_THE TASK:_
Search the listing below for the word "document" and copy each line that holds it.

_LISTED ENTRIES:_
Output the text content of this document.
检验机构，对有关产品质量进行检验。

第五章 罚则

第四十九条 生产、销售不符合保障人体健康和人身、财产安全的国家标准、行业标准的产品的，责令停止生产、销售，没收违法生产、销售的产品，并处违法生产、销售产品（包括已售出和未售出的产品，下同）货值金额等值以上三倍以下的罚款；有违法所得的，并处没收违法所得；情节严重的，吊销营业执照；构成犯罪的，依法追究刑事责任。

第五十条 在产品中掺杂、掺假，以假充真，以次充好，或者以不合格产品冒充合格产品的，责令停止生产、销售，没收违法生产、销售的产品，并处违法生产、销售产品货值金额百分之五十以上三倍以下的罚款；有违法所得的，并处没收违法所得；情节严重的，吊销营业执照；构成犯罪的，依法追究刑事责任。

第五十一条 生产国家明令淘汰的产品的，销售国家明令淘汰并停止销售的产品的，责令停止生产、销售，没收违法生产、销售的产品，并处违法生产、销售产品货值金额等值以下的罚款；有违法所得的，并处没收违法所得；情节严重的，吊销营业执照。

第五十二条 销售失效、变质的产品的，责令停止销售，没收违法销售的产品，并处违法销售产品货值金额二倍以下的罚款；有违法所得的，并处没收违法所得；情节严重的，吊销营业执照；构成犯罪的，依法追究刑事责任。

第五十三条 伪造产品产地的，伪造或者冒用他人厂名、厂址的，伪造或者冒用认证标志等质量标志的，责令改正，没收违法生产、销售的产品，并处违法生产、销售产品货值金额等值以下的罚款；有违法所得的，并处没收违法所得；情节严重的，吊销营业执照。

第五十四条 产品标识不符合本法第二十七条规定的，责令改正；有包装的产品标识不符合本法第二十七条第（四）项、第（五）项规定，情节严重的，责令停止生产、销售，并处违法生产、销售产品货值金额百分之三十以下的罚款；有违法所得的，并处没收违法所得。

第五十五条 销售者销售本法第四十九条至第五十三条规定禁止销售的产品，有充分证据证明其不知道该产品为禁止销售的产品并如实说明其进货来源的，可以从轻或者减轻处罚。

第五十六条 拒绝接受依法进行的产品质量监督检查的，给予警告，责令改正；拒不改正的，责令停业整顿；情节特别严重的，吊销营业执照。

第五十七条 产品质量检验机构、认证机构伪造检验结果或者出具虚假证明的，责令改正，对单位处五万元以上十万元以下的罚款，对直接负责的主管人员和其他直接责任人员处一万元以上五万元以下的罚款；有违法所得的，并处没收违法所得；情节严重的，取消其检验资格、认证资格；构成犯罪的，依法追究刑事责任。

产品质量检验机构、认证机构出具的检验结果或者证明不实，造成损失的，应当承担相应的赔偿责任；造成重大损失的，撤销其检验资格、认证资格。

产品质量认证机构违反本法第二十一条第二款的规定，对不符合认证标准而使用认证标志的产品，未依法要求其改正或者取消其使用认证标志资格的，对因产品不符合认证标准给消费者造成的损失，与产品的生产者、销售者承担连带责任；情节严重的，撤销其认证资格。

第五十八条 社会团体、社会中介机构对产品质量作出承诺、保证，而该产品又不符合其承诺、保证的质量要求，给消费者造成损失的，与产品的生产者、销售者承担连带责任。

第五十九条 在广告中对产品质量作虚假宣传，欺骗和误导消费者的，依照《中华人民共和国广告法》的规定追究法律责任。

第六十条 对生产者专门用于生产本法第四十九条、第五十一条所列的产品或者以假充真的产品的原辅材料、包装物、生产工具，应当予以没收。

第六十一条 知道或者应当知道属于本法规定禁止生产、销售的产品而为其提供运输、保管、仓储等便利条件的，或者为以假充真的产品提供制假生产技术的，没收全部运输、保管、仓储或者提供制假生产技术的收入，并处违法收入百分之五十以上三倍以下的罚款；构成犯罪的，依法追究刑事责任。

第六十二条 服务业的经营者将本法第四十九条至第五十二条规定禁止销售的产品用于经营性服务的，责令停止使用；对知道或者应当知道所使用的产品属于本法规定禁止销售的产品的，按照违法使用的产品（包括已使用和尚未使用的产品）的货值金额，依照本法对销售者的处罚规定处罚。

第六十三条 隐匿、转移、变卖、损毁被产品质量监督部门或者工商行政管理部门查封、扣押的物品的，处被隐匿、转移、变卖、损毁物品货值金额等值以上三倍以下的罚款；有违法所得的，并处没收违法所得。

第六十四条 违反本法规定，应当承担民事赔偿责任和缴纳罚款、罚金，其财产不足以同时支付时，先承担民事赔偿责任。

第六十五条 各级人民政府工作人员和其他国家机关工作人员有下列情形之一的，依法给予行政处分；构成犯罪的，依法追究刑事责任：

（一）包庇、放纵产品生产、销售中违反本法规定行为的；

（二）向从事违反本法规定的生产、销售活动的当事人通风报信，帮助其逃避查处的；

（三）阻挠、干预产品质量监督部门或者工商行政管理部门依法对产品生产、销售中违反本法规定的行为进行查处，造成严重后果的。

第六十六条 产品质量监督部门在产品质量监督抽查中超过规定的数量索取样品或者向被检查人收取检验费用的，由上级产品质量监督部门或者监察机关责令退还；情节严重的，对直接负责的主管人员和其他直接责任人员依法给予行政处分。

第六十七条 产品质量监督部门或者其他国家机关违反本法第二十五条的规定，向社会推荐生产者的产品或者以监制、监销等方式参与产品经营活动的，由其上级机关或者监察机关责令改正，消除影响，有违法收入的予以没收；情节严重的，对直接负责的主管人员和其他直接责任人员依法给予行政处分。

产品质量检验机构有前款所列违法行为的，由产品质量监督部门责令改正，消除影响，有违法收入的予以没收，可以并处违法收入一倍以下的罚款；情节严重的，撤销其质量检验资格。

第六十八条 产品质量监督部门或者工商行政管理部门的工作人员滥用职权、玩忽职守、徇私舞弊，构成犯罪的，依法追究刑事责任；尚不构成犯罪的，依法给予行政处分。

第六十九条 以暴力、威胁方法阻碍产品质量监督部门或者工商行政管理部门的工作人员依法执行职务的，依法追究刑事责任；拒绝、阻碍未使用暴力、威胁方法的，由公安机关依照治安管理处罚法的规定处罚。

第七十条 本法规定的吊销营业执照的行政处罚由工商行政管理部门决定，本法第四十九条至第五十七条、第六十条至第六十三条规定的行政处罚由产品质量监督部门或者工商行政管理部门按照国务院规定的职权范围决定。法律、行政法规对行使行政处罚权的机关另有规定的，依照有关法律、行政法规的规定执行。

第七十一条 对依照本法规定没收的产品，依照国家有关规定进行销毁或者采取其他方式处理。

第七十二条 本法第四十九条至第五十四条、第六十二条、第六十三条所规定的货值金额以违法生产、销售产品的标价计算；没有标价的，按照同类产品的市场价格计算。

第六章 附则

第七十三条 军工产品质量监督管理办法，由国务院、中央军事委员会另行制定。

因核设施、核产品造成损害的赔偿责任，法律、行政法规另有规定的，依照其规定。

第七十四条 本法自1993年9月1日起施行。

==

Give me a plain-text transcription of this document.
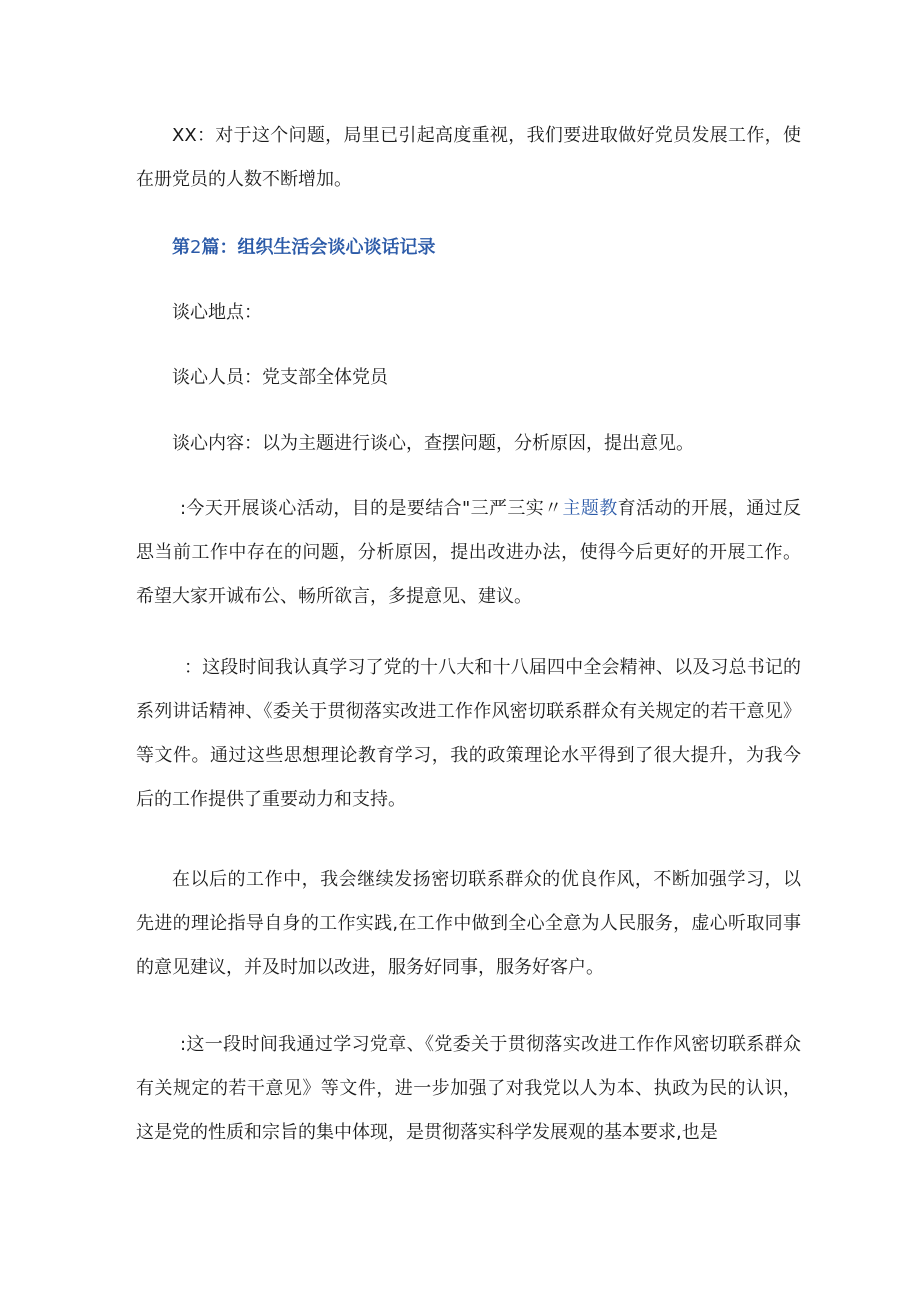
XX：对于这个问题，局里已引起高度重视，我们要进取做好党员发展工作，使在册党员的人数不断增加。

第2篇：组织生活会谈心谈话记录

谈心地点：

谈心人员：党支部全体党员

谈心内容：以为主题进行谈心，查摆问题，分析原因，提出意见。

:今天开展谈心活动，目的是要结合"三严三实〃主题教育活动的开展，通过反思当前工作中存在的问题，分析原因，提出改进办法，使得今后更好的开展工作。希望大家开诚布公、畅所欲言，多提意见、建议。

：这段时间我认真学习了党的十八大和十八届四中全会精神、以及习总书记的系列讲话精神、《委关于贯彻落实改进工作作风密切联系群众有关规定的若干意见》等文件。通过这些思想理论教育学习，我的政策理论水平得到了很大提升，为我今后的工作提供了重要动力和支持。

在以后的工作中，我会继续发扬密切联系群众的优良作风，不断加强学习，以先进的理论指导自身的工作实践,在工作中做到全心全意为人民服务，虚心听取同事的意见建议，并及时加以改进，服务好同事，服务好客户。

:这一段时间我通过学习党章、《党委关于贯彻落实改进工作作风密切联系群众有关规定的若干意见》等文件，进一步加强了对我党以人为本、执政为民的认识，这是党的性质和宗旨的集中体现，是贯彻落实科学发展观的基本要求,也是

---

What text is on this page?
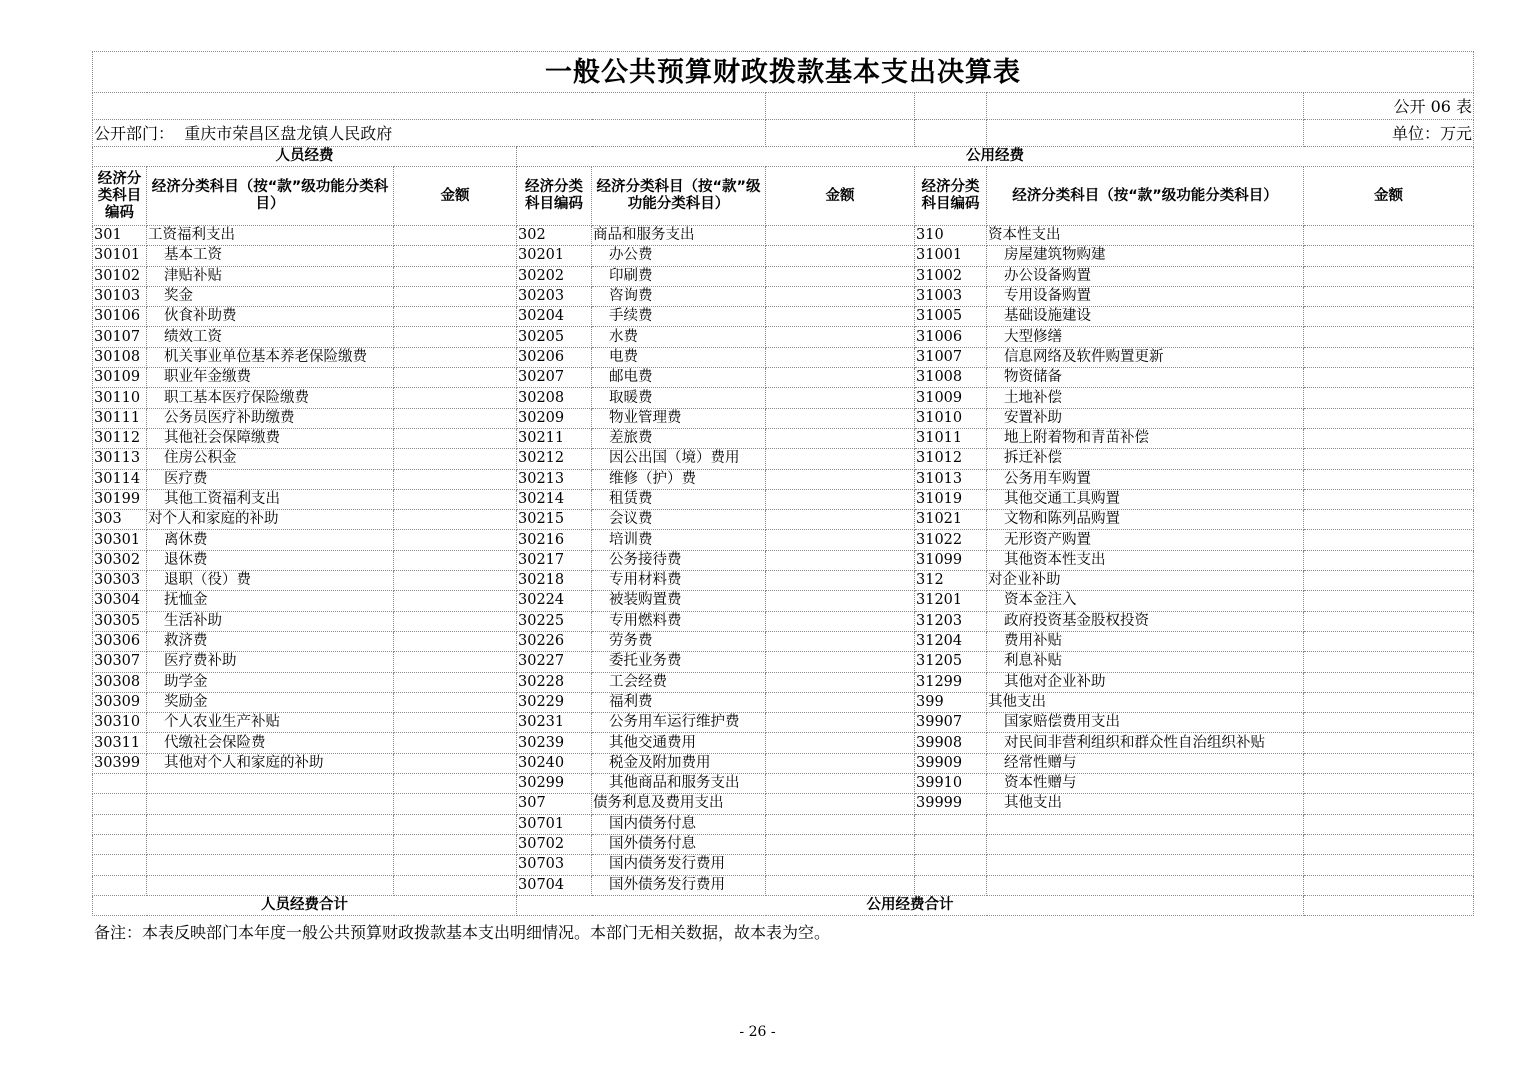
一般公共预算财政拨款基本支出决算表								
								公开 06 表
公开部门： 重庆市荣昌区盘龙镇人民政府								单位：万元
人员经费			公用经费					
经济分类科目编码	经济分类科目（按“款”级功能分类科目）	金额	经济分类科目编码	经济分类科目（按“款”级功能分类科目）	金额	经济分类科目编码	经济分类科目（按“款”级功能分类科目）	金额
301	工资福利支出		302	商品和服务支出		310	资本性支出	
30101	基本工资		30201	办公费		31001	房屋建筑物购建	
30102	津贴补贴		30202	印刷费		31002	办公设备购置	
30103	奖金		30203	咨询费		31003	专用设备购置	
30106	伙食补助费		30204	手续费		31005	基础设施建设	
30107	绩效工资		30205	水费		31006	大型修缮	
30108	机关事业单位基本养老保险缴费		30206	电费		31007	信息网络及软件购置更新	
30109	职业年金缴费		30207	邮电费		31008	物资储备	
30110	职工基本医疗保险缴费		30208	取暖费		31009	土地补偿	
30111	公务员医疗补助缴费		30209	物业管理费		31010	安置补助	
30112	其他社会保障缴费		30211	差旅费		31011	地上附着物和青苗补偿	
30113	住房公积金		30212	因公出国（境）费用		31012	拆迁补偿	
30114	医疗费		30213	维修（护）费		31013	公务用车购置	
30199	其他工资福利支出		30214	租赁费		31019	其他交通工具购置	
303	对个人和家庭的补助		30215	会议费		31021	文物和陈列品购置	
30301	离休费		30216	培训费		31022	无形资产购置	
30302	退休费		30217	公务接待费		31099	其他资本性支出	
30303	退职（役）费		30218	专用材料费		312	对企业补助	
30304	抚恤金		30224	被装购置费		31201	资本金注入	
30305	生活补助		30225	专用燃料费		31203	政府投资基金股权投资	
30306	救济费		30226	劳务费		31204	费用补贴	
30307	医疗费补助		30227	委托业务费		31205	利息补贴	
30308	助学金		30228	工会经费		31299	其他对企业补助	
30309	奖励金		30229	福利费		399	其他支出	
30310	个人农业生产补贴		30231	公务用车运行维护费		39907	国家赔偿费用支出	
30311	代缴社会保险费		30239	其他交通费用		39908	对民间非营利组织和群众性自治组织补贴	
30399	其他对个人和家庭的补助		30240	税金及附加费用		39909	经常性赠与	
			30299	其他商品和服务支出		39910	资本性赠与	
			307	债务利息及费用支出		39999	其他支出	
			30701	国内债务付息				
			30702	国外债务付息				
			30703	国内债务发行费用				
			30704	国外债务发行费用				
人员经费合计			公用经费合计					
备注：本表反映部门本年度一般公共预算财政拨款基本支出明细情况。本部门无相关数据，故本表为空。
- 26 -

_TASK ANSWER:_
Output the text content of this document.
Give me a plain-text transcription of this document.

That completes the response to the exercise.